Stated task: Write out the full set of records exactly. Any pictures in them do not belong in the copy.

Dataset rows:
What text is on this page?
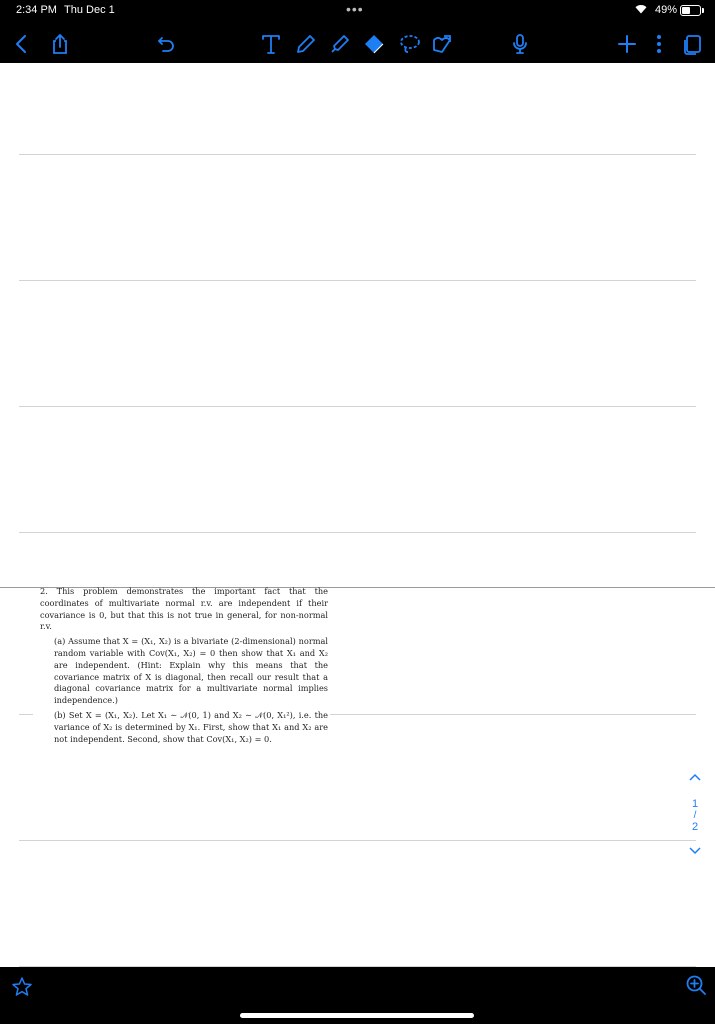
2:34 PM Thu Dec 1	•••	49%

2. This problem demonstrates the important fact that the coordinates of multivariate normal r.v. are independent if their covariance is 0, but that this is not true in general, for non-normal r.v.

(a) Assume that X = (X₁, X₂) is a bivariate (2-dimensional) normal random variable with Cov(X₁, X₂) = 0 then show that X₁ and X₂ are independent. (Hint: Explain why this means that the covariance matrix of X is diagonal, then recall our result that a diagonal covariance matrix for a multivariate normal implies independence.)

(b) Set X = (X₁, X₂). Let X₁ ∼ 𝒩(0, 1) and X₂ ∼ 𝒩(0, X₁²), i.e. the variance of X₂ is determined by X₁. First, show that X₁ and X₂ are not independent. Second, show that Cov(X₁, X₂) = 0.

1
/
2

Exercise response:
What text is on this page?
2:34 PM Thu Dec 1	•••	49%

2. This problem demonstrates the important fact that the coordinates of multivariate normal r.v. are independent if their covariance is 0, but that this is not true in general, for non-normal r.v.

(a) Assume that X = (X₁, X₂) is a bivariate (2-dimensional) normal random variable with Cov(X₁, X₂) = 0 then show that X₁ and X₂ are independent. (Hint: Explain why this means that the covariance matrix of X is diagonal, then recall our result that a diagonal covariance matrix for a multivariate normal implies independence.)

(b) Set X = (X₁, X₂). Let X₁ ∼ 𝒩(0, 1) and X₂ ∼ 𝒩(0, X₁²), i.e. the variance of X₂ is determined by X₁. First, show that X₁ and X₂ are not independent. Second, show that Cov(X₁, X₂) = 0.

1
/
2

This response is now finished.